**What needs to be done:** From the entries below, list each line with "verlengen".
── Material for this task
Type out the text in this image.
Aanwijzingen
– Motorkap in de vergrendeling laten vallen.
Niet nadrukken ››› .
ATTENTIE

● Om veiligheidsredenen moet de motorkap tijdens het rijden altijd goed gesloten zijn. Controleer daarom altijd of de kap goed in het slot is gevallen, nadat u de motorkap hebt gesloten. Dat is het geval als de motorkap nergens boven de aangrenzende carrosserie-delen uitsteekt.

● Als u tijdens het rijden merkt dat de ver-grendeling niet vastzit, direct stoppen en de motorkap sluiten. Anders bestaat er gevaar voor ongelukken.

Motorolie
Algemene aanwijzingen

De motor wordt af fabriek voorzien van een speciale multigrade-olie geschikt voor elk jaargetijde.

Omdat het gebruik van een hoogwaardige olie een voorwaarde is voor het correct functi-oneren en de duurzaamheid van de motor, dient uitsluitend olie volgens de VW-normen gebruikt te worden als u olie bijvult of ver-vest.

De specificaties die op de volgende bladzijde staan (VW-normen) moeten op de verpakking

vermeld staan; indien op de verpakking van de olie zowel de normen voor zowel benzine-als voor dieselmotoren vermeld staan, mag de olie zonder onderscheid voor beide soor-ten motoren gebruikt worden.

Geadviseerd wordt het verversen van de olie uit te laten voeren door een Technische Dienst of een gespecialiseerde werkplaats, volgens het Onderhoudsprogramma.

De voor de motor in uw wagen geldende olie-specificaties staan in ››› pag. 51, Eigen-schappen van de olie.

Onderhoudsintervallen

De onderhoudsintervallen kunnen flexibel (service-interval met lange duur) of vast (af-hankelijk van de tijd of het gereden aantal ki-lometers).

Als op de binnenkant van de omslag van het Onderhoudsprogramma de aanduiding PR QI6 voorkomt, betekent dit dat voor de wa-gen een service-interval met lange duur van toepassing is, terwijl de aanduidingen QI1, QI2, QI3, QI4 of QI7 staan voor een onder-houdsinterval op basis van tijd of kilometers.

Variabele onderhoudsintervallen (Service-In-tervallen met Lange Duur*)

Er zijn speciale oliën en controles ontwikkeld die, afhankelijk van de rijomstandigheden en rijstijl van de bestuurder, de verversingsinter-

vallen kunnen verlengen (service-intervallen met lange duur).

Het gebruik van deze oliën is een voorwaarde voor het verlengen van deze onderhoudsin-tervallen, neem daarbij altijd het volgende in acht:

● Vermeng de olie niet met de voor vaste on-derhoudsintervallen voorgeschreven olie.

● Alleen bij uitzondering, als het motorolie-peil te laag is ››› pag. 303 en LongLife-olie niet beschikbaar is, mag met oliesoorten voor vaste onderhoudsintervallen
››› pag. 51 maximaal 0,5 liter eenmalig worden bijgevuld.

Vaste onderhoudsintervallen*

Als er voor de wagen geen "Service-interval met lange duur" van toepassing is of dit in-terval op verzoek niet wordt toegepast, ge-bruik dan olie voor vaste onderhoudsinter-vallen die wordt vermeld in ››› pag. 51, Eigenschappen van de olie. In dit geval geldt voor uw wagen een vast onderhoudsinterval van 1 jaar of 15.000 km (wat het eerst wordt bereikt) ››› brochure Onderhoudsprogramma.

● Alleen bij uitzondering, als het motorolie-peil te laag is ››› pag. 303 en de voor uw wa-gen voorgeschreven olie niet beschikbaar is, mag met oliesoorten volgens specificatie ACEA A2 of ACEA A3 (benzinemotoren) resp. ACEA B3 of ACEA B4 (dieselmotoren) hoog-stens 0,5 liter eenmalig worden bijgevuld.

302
────
**Exercise response:**
vallen kunnen verlengen (service-intervallen met lange duur).
Het gebruik van deze oliën is een voorwaarde voor het verlengen van deze onderhoudsin-tervallen, neem daarbij altijd het volgende in acht:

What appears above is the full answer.